— Problem details —
Reproduce the entries below word for word, from the very first line up to and including the line that contains "day-cell: 17Sunrise: 7:20".
------ Listed entries ------
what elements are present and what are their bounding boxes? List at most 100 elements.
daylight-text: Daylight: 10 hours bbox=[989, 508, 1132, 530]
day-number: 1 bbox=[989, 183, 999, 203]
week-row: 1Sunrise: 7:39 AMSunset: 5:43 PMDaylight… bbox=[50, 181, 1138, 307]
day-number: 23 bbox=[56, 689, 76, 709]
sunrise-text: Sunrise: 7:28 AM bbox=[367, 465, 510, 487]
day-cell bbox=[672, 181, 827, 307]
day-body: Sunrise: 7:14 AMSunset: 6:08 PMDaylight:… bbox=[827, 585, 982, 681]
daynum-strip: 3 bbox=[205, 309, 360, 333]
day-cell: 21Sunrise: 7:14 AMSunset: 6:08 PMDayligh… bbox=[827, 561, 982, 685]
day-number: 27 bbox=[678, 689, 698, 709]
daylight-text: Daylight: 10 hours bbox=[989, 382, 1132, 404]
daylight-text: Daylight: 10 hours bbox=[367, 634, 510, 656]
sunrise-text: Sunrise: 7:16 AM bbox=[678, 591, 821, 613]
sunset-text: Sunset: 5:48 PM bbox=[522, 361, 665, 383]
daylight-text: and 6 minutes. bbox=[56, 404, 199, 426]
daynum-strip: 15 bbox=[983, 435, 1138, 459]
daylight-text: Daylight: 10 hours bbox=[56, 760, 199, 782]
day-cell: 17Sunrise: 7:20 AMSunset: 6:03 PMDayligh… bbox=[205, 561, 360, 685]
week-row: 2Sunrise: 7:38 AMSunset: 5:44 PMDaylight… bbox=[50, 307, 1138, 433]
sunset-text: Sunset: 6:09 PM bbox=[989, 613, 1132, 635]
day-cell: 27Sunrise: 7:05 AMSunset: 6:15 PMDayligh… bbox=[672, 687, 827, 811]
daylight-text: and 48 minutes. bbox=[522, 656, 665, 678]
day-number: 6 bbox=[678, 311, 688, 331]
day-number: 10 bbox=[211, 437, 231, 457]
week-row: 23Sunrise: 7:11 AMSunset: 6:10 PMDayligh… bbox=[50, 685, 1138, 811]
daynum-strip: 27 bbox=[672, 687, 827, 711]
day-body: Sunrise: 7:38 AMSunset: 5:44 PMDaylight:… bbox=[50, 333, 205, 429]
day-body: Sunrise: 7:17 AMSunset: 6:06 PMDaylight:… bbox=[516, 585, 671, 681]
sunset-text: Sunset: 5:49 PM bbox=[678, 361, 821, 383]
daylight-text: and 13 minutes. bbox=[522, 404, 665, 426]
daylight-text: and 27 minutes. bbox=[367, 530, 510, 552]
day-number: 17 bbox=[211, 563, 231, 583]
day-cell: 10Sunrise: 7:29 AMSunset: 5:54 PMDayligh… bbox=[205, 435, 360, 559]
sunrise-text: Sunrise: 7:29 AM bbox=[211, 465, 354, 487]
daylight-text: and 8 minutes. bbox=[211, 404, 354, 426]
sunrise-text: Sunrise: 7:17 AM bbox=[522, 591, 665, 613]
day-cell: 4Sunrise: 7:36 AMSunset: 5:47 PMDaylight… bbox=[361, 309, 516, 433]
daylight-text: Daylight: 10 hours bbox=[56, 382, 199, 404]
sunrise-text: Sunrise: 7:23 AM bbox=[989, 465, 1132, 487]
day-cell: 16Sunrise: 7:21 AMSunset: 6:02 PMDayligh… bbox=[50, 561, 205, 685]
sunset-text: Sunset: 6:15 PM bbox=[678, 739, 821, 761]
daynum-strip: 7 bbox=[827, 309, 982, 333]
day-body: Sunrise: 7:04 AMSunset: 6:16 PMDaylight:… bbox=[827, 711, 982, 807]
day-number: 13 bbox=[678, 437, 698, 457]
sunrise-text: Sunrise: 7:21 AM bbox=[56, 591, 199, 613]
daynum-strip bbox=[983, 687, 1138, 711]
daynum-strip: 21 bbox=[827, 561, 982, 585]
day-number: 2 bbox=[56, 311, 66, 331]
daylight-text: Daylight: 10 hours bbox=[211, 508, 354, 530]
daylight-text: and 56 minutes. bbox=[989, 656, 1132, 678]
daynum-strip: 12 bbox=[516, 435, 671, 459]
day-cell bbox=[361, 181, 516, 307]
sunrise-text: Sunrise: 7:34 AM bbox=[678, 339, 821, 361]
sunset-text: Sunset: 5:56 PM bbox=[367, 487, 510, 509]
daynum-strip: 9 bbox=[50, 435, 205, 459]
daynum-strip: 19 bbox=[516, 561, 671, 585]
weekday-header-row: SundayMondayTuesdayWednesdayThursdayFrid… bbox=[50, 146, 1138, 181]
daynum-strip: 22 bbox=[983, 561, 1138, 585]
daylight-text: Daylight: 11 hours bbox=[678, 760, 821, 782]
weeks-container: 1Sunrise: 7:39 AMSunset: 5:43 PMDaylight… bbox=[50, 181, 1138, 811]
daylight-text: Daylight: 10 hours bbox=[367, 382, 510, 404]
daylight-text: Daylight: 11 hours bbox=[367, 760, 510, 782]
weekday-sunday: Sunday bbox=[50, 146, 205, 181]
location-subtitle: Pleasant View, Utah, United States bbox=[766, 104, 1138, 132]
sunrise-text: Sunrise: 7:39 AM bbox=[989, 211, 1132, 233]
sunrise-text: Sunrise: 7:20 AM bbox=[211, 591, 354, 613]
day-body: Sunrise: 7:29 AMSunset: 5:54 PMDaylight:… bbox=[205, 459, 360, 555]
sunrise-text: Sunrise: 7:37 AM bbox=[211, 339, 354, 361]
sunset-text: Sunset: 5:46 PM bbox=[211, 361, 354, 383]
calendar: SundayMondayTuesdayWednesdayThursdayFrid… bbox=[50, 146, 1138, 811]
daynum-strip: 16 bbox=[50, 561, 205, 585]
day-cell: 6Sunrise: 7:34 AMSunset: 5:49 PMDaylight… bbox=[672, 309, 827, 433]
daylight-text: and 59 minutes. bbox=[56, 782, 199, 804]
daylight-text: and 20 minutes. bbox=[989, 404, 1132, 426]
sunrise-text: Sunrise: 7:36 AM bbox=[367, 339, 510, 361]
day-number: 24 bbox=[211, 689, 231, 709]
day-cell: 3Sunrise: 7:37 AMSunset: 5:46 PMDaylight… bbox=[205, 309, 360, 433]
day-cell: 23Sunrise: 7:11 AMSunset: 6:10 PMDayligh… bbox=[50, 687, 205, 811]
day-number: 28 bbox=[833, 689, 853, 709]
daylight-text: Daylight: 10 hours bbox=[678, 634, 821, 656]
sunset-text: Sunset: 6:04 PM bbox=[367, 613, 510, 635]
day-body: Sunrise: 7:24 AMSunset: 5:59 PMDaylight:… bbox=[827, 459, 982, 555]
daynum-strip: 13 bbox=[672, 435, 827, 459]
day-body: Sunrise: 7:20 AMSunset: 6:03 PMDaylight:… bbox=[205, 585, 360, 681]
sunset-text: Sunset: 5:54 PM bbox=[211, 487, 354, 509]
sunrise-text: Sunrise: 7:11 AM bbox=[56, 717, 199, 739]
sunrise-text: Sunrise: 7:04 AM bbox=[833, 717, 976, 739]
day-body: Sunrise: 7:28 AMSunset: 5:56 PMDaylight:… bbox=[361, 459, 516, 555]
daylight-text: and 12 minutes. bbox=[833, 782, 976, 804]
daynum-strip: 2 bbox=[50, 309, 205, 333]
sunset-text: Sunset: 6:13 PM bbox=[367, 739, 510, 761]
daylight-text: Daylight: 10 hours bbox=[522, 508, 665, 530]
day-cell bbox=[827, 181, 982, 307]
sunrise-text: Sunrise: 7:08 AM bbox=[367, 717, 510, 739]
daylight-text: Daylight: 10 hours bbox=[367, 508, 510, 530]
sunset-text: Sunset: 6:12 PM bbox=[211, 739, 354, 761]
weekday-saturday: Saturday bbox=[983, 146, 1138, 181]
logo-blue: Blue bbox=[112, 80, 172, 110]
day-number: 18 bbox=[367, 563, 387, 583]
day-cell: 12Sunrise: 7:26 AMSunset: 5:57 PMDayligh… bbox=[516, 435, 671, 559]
------
— Solution to this exercise —
what elements are present and what are their bounding boxes? List at most 100 elements.
daylight-text: Daylight: 10 hours bbox=[989, 508, 1132, 530]
day-number: 1 bbox=[989, 183, 999, 203]
week-row: 1Sunrise: 7:39 AMSunset: 5:43 PMDaylight… bbox=[50, 181, 1138, 307]
day-number: 23 bbox=[56, 689, 76, 709]
sunrise-text: Sunrise: 7:28 AM bbox=[367, 465, 510, 487]
day-cell bbox=[672, 181, 827, 307]
day-body: Sunrise: 7:14 AMSunset: 6:08 PMDaylight:… bbox=[827, 585, 982, 681]
daynum-strip: 3 bbox=[205, 309, 360, 333]
day-cell: 21Sunrise: 7:14 AMSunset: 6:08 PMDayligh… bbox=[827, 561, 982, 685]
day-number: 27 bbox=[678, 689, 698, 709]
daylight-text: Daylight: 10 hours bbox=[989, 382, 1132, 404]
daylight-text: Daylight: 10 hours bbox=[367, 634, 510, 656]
sunrise-text: Sunrise: 7:16 AM bbox=[678, 591, 821, 613]
sunset-text: Sunset: 5:48 PM bbox=[522, 361, 665, 383]
daylight-text: and 6 minutes. bbox=[56, 404, 199, 426]
daynum-strip: 15 bbox=[983, 435, 1138, 459]
daylight-text: Daylight: 10 hours bbox=[56, 760, 199, 782]
day-cell: 17Sunrise: 7:20 AMSunset: 6:03 PMDayligh… bbox=[205, 561, 360, 685]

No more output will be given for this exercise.